* **Task to complete**: Records follow. Pull out every line that contains "icon".

* **Data for this task**:
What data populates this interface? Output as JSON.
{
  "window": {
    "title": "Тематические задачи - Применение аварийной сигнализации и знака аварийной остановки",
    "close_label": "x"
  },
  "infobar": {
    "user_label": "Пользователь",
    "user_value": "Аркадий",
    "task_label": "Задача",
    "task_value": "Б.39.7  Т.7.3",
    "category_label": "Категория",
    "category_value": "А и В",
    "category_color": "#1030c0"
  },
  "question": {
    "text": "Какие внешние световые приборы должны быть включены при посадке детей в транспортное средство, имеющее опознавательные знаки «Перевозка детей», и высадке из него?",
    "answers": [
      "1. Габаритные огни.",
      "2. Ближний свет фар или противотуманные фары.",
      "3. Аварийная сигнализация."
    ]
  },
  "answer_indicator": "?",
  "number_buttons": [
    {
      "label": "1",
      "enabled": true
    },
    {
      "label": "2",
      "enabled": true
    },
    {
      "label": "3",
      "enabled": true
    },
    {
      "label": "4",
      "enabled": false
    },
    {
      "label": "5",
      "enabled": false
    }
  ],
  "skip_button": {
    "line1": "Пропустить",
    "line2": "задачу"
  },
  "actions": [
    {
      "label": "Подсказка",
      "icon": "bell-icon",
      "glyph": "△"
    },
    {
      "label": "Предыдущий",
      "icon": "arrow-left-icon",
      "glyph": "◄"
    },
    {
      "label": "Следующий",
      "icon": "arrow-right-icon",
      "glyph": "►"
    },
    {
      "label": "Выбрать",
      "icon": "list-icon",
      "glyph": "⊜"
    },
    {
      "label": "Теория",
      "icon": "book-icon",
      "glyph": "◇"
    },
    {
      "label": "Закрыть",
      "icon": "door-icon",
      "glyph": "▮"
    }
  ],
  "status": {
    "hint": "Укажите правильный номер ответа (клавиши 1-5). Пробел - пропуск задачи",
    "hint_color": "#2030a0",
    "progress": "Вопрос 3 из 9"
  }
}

* **Response to the exercise**:
      "icon": "bell-icon",
      "icon": "arrow-left-icon",
      "icon": "arrow-right-icon",
      "icon": "list-icon",
      "icon": "book-icon",
      "icon": "door-icon",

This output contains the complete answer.